_Extracted material:_
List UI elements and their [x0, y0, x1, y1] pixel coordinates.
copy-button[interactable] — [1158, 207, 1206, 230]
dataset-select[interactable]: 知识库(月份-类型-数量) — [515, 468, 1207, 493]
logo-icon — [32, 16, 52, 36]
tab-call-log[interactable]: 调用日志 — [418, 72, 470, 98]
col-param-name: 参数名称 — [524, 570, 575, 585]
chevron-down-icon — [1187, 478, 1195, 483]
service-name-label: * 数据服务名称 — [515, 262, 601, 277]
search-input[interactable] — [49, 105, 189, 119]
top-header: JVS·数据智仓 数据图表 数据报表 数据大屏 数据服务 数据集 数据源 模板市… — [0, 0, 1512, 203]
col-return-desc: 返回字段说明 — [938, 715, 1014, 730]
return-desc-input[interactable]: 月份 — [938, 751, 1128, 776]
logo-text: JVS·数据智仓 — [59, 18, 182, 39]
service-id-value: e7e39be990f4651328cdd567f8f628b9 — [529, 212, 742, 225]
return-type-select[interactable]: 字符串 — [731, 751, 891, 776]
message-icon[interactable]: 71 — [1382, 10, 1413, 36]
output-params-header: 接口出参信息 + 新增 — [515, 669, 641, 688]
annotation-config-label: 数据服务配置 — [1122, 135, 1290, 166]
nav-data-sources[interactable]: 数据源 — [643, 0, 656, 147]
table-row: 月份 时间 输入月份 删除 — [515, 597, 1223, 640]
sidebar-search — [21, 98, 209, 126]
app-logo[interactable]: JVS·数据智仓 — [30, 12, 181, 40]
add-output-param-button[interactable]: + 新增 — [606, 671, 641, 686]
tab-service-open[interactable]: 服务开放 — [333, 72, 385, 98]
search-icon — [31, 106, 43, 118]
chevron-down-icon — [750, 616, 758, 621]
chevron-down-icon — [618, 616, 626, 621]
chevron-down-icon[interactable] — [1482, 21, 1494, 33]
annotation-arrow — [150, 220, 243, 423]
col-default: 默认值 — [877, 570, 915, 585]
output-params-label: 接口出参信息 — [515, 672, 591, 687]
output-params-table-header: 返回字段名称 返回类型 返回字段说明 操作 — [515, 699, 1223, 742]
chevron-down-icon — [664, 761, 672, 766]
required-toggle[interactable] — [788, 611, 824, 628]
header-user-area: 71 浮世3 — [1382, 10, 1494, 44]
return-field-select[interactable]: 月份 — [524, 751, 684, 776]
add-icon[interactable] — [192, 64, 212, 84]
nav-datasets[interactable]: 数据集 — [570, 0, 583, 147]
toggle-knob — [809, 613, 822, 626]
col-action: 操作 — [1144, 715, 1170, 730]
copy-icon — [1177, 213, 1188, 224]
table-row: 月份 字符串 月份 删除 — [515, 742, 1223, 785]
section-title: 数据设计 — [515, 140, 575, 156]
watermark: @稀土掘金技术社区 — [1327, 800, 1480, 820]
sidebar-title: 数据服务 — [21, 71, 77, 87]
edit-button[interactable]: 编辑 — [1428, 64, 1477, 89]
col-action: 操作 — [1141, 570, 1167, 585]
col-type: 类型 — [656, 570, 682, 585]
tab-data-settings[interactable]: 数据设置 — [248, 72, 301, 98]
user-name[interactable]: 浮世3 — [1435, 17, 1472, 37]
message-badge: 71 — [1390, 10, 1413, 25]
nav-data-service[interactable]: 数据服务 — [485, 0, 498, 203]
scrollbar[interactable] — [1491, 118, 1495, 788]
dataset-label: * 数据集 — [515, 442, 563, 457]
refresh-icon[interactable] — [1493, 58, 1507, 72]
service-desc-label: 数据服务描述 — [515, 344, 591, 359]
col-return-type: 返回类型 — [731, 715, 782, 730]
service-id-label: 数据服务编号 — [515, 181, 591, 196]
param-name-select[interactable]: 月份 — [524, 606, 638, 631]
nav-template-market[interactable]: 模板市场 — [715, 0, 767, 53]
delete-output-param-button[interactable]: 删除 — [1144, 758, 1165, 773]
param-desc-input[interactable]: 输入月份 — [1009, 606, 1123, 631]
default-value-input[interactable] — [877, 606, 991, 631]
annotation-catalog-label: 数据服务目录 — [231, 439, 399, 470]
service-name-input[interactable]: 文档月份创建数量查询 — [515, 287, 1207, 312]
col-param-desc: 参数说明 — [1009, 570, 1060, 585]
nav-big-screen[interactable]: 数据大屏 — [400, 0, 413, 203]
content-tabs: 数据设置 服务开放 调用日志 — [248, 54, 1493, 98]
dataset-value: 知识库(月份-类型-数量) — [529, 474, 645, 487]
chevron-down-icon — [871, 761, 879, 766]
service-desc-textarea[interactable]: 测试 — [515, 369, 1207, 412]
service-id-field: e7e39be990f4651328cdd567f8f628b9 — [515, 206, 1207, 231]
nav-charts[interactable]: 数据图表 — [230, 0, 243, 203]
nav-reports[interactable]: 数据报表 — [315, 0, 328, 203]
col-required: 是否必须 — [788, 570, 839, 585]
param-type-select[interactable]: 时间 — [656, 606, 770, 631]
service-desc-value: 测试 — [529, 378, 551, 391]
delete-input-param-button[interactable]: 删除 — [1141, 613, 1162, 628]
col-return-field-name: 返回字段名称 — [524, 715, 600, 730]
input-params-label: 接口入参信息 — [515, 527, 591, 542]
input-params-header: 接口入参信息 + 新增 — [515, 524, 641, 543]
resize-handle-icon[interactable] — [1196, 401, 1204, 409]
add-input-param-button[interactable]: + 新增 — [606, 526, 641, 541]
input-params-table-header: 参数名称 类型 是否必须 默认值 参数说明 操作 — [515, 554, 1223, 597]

_Task to complete:_
Could you give every line of the items above as a Markdown table with the columns "Row" and "Line", numbering each row and skipping blank lines?

_Exercise result:_
| Row | Line |
|---|---|
| 1 | List UI elements and their [x0, y0, x1, y1] pixel coordinates. |
| 2 | copy-button[interactable] — [1158, 207, 1206, 230] |
| 3 | dataset-select[interactable]: 知识库(月份-类型-数量) — [515, 468, 1207, 493] |
| 4 | logo-icon — [32, 16, 52, 36] |
| 5 | tab-call-log[interactable]: 调用日志 — [418, 72, 470, 98] |
| 6 | col-param-name: 参数名称 — [524, 570, 575, 585] |
| 7 | chevron-down-icon — [1187, 478, 1195, 483] |
| 8 | service-name-label: * 数据服务名称 — [515, 262, 601, 277] |
| 9 | search-input[interactable] — [49, 105, 189, 119] |
| 10 | top-header: JVS·数据智仓 数据图表 数据报表 数据大屏 数据服务 数据集 数据源 模板市… — [0, 0, 1512, 203] |
| 11 | col-return-desc: 返回字段说明 — [938, 715, 1014, 730] |
| 12 | return-desc-input[interactable]: 月份 — [938, 751, 1128, 776] |
| 13 | logo-text: JVS·数据智仓 — [59, 18, 182, 39] |
| 14 | service-id-value: e7e39be990f4651328cdd567f8f628b9 — [529, 212, 742, 225] |
| 15 | return-type-select[interactable]: 字符串 — [731, 751, 891, 776] |
| 16 | message-icon[interactable]: 71 — [1382, 10, 1413, 36] |
| 17 | output-params-header: 接口出参信息 + 新增 — [515, 669, 641, 688] |
| 18 | annotation-config-label: 数据服务配置 — [1122, 135, 1290, 166] |
| 19 | nav-data-sources[interactable]: 数据源 — [643, 0, 656, 147] |
| 20 | table-row: 月份 时间 输入月份 删除 — [515, 597, 1223, 640] |
| 21 | sidebar-search — [21, 98, 209, 126] |
| 22 | app-logo[interactable]: JVS·数据智仓 — [30, 12, 181, 40] |
| 23 | add-output-param-button[interactable]: + 新增 — [606, 671, 641, 686] |
| 24 | tab-service-open[interactable]: 服务开放 — [333, 72, 385, 98] |
| 25 | search-icon — [31, 106, 43, 118] |
| 26 | chevron-down-icon — [750, 616, 758, 621] |
| 27 | chevron-down-icon — [618, 616, 626, 621] |
| 28 | chevron-down-icon[interactable] — [1482, 21, 1494, 33] |
| 29 | annotation-arrow — [150, 220, 243, 423] |
| 30 | col-default: 默认值 — [877, 570, 915, 585] |
| 31 | output-params-label: 接口出参信息 — [515, 672, 591, 687] |
| 32 | output-params-table-header: 返回字段名称 返回类型 返回字段说明 操作 — [515, 699, 1223, 742] |
| 33 | chevron-down-icon — [664, 761, 672, 766] |
| 34 | required-toggle[interactable] — [788, 611, 824, 628] |
| 35 | header-user-area: 71 浮世3 — [1382, 10, 1494, 44] |
| 36 | return-field-select[interactable]: 月份 — [524, 751, 684, 776] |
| 37 | add-icon[interactable] — [192, 64, 212, 84] |
| 38 | nav-datasets[interactable]: 数据集 — [570, 0, 583, 147] |
| 39 | toggle-knob — [809, 613, 822, 626] |
| 40 | col-action: 操作 — [1144, 715, 1170, 730] |
| 41 | copy-icon — [1177, 213, 1188, 224] |
| 42 | table-row: 月份 字符串 月份 删除 — [515, 742, 1223, 785] |
| 43 | section-title: 数据设计 — [515, 140, 575, 156] |
| 44 | watermark: @稀土掘金技术社区 — [1327, 800, 1480, 820] |
| 45 | sidebar-title: 数据服务 — [21, 71, 77, 87] |
| 46 | edit-button[interactable]: 编辑 — [1428, 64, 1477, 89] |
| 47 | col-action: 操作 — [1141, 570, 1167, 585] |
| 48 | col-type: 类型 — [656, 570, 682, 585] |
| 49 | tab-data-settings[interactable]: 数据设置 — [248, 72, 301, 98] |
| 50 | user-name[interactable]: 浮世3 — [1435, 17, 1472, 37] |
| 51 | message-badge: 71 — [1390, 10, 1413, 25] |
| 52 | nav-data-service[interactable]: 数据服务 — [485, 0, 498, 203] |
| 53 | scrollbar[interactable] — [1491, 118, 1495, 788] |
| 54 | dataset-label: * 数据集 — [515, 442, 563, 457] |
| 55 | refresh-icon[interactable] — [1493, 58, 1507, 72] |
| 56 | service-desc-label: 数据服务描述 — [515, 344, 591, 359] |
| 57 | col-return-type: 返回类型 — [731, 715, 782, 730] |
| 58 | service-id-label: 数据服务编号 — [515, 181, 591, 196] |
| 59 | param-name-select[interactable]: 月份 — [524, 606, 638, 631] |
| 60 | nav-template-market[interactable]: 模板市场 — [715, 0, 767, 53] |
| 61 | delete-output-param-button[interactable]: 删除 — [1144, 758, 1165, 773] |
| 62 | param-desc-input[interactable]: 输入月份 — [1009, 606, 1123, 631] |
| 63 | default-value-input[interactable] — [877, 606, 991, 631] |
| 64 | annotation-catalog-label: 数据服务目录 — [231, 439, 399, 470] |
| 65 | service-name-input[interactable]: 文档月份创建数量查询 — [515, 287, 1207, 312] |
| 66 | col-param-desc: 参数说明 — [1009, 570, 1060, 585] |
| 67 | nav-big-screen[interactable]: 数据大屏 — [400, 0, 413, 203] |
| 68 | content-tabs: 数据设置 服务开放 调用日志 — [248, 54, 1493, 98] |
| 69 | dataset-value: 知识库(月份-类型-数量) — [529, 474, 645, 487] |
| 70 | chevron-down-icon — [871, 761, 879, 766] |
| 71 | service-desc-textarea[interactable]: 测试 — [515, 369, 1207, 412] |
| 72 | service-id-field: e7e39be990f4651328cdd567f8f628b9 — [515, 206, 1207, 231] |
| 73 | nav-charts[interactable]: 数据图表 — [230, 0, 243, 203] |
| 74 | nav-reports[interactable]: 数据报表 — [315, 0, 328, 203] |
| 75 | col-required: 是否必须 — [788, 570, 839, 585] |
| 76 | param-type-select[interactable]: 时间 — [656, 606, 770, 631] |
| 77 | service-desc-value: 测试 — [529, 378, 551, 391] |
| 78 | delete-input-param-button[interactable]: 删除 — [1141, 613, 1162, 628] |
| 79 | col-return-field-name: 返回字段名称 — [524, 715, 600, 730] |
| 80 | input-params-label: 接口入参信息 — [515, 527, 591, 542] |
| 81 | input-params-header: 接口入参信息 + 新增 — [515, 524, 641, 543] |
| 82 | resize-handle-icon[interactable] — [1196, 401, 1204, 409] |
| 83 | add-input-param-button[interactable]: + 新增 — [606, 526, 641, 541] |
| 84 | input-params-table-header: 参数名称 类型 是否必须 默认值 参数说明 操作 — [515, 554, 1223, 597] |